Stored data

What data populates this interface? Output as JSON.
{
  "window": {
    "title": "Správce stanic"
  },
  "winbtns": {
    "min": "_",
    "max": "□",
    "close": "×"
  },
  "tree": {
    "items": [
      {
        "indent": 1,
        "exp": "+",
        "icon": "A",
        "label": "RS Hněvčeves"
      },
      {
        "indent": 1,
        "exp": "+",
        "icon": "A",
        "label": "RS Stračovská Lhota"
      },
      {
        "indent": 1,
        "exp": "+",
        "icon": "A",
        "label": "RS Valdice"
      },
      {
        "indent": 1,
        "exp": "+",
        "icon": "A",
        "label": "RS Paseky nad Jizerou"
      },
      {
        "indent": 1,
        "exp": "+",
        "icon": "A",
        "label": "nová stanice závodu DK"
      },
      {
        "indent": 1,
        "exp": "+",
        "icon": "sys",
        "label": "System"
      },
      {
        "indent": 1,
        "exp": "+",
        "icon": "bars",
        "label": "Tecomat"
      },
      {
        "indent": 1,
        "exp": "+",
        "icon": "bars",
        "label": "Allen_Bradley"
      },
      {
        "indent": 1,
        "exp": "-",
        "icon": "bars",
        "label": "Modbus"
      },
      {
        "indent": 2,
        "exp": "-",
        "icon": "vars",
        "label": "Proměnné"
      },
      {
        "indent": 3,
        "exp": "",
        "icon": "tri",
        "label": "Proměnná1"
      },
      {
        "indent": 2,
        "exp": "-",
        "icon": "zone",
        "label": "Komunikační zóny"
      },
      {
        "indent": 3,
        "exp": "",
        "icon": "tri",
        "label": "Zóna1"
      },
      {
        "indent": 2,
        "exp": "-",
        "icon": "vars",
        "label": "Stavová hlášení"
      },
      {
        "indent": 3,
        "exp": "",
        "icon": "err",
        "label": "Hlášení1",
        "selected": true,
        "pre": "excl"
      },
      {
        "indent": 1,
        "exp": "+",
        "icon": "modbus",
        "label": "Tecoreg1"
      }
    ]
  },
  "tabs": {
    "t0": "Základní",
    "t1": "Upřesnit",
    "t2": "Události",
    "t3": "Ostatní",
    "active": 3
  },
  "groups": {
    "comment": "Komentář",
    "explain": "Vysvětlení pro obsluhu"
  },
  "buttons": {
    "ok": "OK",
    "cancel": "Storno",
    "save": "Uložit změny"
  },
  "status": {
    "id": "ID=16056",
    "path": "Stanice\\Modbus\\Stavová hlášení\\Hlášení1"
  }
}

BRIEF
Output every entry shown above, exactly.

EXPECTED OUTPUT
What data populates this interface? Output as JSON.
{
  "window": {
    "title": "Správce stanic"
  },
  "winbtns": {
    "min": "_",
    "max": "□",
    "close": "×"
  },
  "tree": {
    "items": [
      {
        "indent": 1,
        "exp": "+",
        "icon": "A",
        "label": "RS Hněvčeves"
      },
      {
        "indent": 1,
        "exp": "+",
        "icon": "A",
        "label": "RS Stračovská Lhota"
      },
      {
        "indent": 1,
        "exp": "+",
        "icon": "A",
        "label": "RS Valdice"
      },
      {
        "indent": 1,
        "exp": "+",
        "icon": "A",
        "label": "RS Paseky nad Jizerou"
      },
      {
        "indent": 1,
        "exp": "+",
        "icon": "A",
        "label": "nová stanice závodu DK"
      },
      {
        "indent": 1,
        "exp": "+",
        "icon": "sys",
        "label": "System"
      },
      {
        "indent": 1,
        "exp": "+",
        "icon": "bars",
        "label": "Tecomat"
      },
      {
        "indent": 1,
        "exp": "+",
        "icon": "bars",
        "label": "Allen_Bradley"
      },
      {
        "indent": 1,
        "exp": "-",
        "icon": "bars",
        "label": "Modbus"
      },
      {
        "indent": 2,
        "exp": "-",
        "icon": "vars",
        "label": "Proměnné"
      },
      {
        "indent": 3,
        "exp": "",
        "icon": "tri",
        "label": "Proměnná1"
      },
      {
        "indent": 2,
        "exp": "-",
        "icon": "zone",
        "label": "Komunikační zóny"
      },
      {
        "indent": 3,
        "exp": "",
        "icon": "tri",
        "label": "Zóna1"
      },
      {
        "indent": 2,
        "exp": "-",
        "icon": "vars",
        "label": "Stavová hlášení"
      },
      {
        "indent": 3,
        "exp": "",
        "icon": "err",
        "label": "Hlášení1",
        "selected": true,
        "pre": "excl"
      },
      {
        "indent": 1,
        "exp": "+",
        "icon": "modbus",
        "label": "Tecoreg1"
      }
    ]
  },
  "tabs": {
    "t0": "Základní",
    "t1": "Upřesnit",
    "t2": "Události",
    "t3": "Ostatní",
    "active": 3
  },
  "groups": {
    "comment": "Komentář",
    "explain": "Vysvětlení pro obsluhu"
  },
  "buttons": {
    "ok": "OK",
    "cancel": "Storno",
    "save": "Uložit změny"
  },
  "status": {
    "id": "ID=16056",
    "path": "Stanice\\Modbus\\Stavová hlášení\\Hlášení1"
  }
}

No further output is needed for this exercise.